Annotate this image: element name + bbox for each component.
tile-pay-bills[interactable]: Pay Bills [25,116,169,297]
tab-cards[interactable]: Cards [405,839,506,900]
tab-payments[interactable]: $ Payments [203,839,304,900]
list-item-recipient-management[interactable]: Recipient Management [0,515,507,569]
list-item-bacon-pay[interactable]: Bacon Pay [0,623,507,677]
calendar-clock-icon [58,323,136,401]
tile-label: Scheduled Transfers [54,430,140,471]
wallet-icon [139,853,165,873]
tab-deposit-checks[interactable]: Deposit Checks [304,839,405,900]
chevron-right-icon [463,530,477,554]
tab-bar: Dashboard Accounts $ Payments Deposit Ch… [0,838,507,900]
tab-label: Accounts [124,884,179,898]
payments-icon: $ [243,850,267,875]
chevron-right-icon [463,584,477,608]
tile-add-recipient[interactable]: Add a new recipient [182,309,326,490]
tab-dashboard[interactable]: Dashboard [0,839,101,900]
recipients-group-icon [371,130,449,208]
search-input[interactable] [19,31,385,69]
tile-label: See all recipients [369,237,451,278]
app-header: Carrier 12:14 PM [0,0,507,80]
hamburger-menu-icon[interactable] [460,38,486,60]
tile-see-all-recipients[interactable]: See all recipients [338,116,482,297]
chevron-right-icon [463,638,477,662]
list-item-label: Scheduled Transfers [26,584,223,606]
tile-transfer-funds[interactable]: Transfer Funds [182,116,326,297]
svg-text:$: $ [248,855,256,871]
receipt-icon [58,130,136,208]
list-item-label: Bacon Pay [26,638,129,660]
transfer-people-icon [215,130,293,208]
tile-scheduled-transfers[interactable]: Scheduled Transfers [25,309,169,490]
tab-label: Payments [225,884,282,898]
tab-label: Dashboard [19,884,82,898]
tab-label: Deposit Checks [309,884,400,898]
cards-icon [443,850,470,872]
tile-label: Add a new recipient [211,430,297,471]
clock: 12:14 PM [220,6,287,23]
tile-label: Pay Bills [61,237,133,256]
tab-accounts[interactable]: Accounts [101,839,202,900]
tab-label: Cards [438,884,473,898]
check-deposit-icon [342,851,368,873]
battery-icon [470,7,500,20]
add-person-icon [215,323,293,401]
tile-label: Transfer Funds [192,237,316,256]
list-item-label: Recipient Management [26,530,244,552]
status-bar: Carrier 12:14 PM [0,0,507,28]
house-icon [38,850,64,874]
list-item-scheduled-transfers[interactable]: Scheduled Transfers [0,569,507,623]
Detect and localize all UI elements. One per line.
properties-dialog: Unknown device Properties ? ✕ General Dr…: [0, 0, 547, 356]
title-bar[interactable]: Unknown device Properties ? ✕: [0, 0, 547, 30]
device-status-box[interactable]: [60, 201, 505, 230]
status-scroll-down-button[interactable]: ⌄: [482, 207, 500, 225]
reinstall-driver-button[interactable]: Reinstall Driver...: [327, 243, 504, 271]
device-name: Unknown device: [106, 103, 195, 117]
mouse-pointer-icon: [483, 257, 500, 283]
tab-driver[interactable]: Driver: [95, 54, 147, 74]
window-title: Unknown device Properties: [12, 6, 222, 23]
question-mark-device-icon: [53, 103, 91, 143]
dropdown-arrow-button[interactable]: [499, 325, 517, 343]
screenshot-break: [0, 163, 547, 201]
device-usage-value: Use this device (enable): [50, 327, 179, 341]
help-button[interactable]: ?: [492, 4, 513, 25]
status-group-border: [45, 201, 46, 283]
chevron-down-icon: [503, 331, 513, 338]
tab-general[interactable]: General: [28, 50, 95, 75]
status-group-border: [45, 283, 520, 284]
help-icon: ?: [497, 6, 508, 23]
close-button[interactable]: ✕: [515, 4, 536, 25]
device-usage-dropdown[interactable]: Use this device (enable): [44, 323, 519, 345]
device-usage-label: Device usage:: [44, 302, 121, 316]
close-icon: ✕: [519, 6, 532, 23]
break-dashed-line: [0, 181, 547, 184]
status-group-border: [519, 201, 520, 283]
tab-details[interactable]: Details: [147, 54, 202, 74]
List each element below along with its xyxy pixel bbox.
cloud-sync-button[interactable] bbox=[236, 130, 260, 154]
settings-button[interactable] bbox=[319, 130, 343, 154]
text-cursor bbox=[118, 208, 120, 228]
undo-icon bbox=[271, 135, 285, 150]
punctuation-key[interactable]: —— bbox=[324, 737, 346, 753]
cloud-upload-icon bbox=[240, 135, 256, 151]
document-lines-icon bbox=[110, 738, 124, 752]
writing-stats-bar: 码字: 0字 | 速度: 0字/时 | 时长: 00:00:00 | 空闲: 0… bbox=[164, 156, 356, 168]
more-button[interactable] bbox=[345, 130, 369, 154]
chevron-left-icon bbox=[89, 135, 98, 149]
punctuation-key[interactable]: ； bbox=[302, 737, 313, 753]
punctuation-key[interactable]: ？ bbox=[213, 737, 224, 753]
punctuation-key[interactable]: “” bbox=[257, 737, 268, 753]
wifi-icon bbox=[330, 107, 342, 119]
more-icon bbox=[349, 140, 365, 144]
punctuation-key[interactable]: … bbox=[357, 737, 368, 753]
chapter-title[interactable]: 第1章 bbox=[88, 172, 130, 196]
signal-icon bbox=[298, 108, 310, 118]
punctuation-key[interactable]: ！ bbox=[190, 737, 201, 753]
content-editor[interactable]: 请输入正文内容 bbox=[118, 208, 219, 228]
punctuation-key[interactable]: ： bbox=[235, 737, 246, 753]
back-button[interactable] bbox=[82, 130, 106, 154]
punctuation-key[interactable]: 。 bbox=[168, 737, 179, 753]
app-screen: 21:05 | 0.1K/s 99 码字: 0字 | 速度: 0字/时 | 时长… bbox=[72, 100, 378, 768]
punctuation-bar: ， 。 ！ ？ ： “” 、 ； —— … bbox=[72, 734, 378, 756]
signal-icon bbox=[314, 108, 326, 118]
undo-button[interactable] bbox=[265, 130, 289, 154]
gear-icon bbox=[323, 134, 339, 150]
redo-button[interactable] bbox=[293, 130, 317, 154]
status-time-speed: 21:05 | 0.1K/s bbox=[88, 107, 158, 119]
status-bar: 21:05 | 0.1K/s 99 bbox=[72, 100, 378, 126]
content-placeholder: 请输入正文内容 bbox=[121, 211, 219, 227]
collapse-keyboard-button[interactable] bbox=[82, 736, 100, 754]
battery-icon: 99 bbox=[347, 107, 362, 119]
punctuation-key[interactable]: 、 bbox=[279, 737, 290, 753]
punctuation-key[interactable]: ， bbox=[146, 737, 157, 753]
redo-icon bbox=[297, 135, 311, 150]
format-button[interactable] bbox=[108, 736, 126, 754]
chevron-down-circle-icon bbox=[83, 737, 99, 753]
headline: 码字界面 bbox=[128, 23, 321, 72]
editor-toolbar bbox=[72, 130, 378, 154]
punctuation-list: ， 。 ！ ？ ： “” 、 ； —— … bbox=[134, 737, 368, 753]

WHAT IS BEING ASKED: Quote every line of the data above word for word, from the first line to the last.

TASK OUTPUT:
Annotate this image: element name + bbox for each component.
tile-pay-bills[interactable]: Pay Bills [25,116,169,297]
tab-cards[interactable]: Cards [405,839,506,900]
tab-payments[interactable]: $ Payments [203,839,304,900]
list-item-recipient-management[interactable]: Recipient Management [0,515,507,569]
list-item-bacon-pay[interactable]: Bacon Pay [0,623,507,677]
calendar-clock-icon [58,323,136,401]
tile-label: Scheduled Transfers [54,430,140,471]
wallet-icon [139,853,165,873]
tab-deposit-checks[interactable]: Deposit Checks [304,839,405,900]
chevron-right-icon [463,530,477,554]
tab-bar: Dashboard Accounts $ Payments Deposit Ch… [0,838,507,900]
tab-label: Accounts [124,884,179,898]
payments-icon: $ [243,850,267,875]
chevron-right-icon [463,584,477,608]
tile-add-recipient[interactable]: Add a new recipient [182,309,326,490]
tab-dashboard[interactable]: Dashboard [0,839,101,900]
recipients-group-icon [371,130,449,208]
search-input[interactable] [19,31,385,69]
tile-label: See all recipients [369,237,451,278]
app-header: Carrier 12:14 PM [0,0,507,80]
hamburger-menu-icon[interactable] [460,38,486,60]
tile-see-all-recipients[interactable]: See all recipients [338,116,482,297]
chevron-right-icon [463,638,477,662]
list-item-label: Scheduled Transfers [26,584,223,606]
tile-transfer-funds[interactable]: Transfer Funds [182,116,326,297]
svg-text:$: $ [248,855,256,871]
receipt-icon [58,130,136,208]
list-item-label: Bacon Pay [26,638,129,660]
transfer-people-icon [215,130,293,208]
tile-scheduled-transfers[interactable]: Scheduled Transfers [25,309,169,490]
tab-label: Payments [225,884,282,898]
tab-label: Dashboard [19,884,82,898]
tab-label: Deposit Checks [309,884,400,898]
cards-icon [443,850,470,872]
tile-label: Add a new recipient [211,430,297,471]
clock: 12:14 PM [220,6,287,23]
tile-label: Pay Bills [61,237,133,256]
tab-accounts[interactable]: Accounts [101,839,202,900]
tab-label: Cards [438,884,473,898]
check-deposit-icon [342,851,368,873]
battery-icon [470,7,500,20]
add-person-icon [215,323,293,401]
tile-label: Transfer Funds [192,237,316,256]
list-item-label: Recipient Management [26,530,244,552]
status-bar: Carrier 12:14 PM [0,0,507,28]
house-icon [38,850,64,874]
list-item-scheduled-transfers[interactable]: Scheduled Transfers [0,569,507,623]
Detect and localize all UI elements. One per line.
properties-dialog: Unknown device Properties ? ✕ General Dr…: [0, 0, 547, 356]
title-bar[interactable]: Unknown device Properties ? ✕: [0, 0, 547, 30]
device-status-box[interactable]: [60, 201, 505, 230]
status-scroll-down-button[interactable]: ⌄: [482, 207, 500, 225]
reinstall-driver-button[interactable]: Reinstall Driver...: [327, 243, 504, 271]
device-name: Unknown device: [106, 103, 195, 117]
mouse-pointer-icon: [483, 257, 500, 283]
tab-driver[interactable]: Driver: [95, 54, 147, 74]
window-title: Unknown device Properties: [12, 6, 222, 23]
question-mark-device-icon: [53, 103, 91, 143]
dropdown-arrow-button[interactable]: [499, 325, 517, 343]
screenshot-break: [0, 163, 547, 201]
device-usage-value: Use this device (enable): [50, 327, 179, 341]
help-button[interactable]: ?: [492, 4, 513, 25]
status-group-border: [45, 201, 46, 283]
chevron-down-icon: [503, 331, 513, 338]
tab-general[interactable]: General: [28, 50, 95, 75]
status-group-border: [45, 283, 520, 284]
help-icon: ?: [497, 6, 508, 23]
close-button[interactable]: ✕: [515, 4, 536, 25]
device-usage-dropdown[interactable]: Use this device (enable): [44, 323, 519, 345]
device-usage-label: Device usage:: [44, 302, 121, 316]
close-icon: ✕: [519, 6, 532, 23]
break-dashed-line: [0, 181, 547, 184]
status-group-border: [519, 201, 520, 283]
tab-details[interactable]: Details: [147, 54, 202, 74]
List each element below along with its xyxy pixel bbox.
cloud-sync-button[interactable] bbox=[236, 130, 260, 154]
settings-button[interactable] bbox=[319, 130, 343, 154]
text-cursor bbox=[118, 208, 120, 228]
undo-icon bbox=[271, 135, 285, 150]
punctuation-key[interactable]: —— bbox=[324, 737, 346, 753]
cloud-upload-icon bbox=[240, 135, 256, 151]
document-lines-icon bbox=[110, 738, 124, 752]
writing-stats-bar: 码字: 0字 | 速度: 0字/时 | 时长: 00:00:00 | 空闲: 0… bbox=[164, 156, 356, 168]
more-button[interactable] bbox=[345, 130, 369, 154]
chevron-left-icon bbox=[89, 135, 98, 149]
punctuation-key[interactable]: ； bbox=[302, 737, 313, 753]
punctuation-key[interactable]: ？ bbox=[213, 737, 224, 753]
punctuation-key[interactable]: “” bbox=[257, 737, 268, 753]
wifi-icon bbox=[330, 107, 342, 119]
more-icon bbox=[349, 140, 365, 144]
punctuation-key[interactable]: … bbox=[357, 737, 368, 753]
chapter-title[interactable]: 第1章 bbox=[88, 172, 130, 196]
signal-icon bbox=[298, 108, 310, 118]
punctuation-key[interactable]: ！ bbox=[190, 737, 201, 753]
content-editor[interactable]: 请输入正文内容 bbox=[118, 208, 219, 228]
punctuation-key[interactable]: ： bbox=[235, 737, 246, 753]
back-button[interactable] bbox=[82, 130, 106, 154]
punctuation-key[interactable]: 。 bbox=[168, 737, 179, 753]
app-screen: 21:05 | 0.1K/s 99 码字: 0字 | 速度: 0字/时 | 时长… bbox=[72, 100, 378, 768]
punctuation-bar: ， 。 ！ ？ ： “” 、 ； —— … bbox=[72, 734, 378, 756]
signal-icon bbox=[314, 108, 326, 118]
undo-button[interactable] bbox=[265, 130, 289, 154]
gear-icon bbox=[323, 134, 339, 150]
redo-button[interactable] bbox=[293, 130, 317, 154]
status-time-speed: 21:05 | 0.1K/s bbox=[88, 107, 158, 119]
status-bar: 21:05 | 0.1K/s 99 bbox=[72, 100, 378, 126]
content-placeholder: 请输入正文内容 bbox=[121, 211, 219, 227]
collapse-keyboard-button[interactable] bbox=[82, 736, 100, 754]
battery-icon: 99 bbox=[347, 107, 362, 119]
punctuation-key[interactable]: 、 bbox=[279, 737, 290, 753]
punctuation-key[interactable]: ， bbox=[146, 737, 157, 753]
redo-icon bbox=[297, 135, 311, 150]
format-button[interactable] bbox=[108, 736, 126, 754]
chevron-down-circle-icon bbox=[83, 737, 99, 753]
headline: 码字界面 bbox=[128, 23, 321, 72]
editor-toolbar bbox=[72, 130, 378, 154]
punctuation-list: ， 。 ！ ？ ： “” 、 ； —— … bbox=[134, 737, 368, 753]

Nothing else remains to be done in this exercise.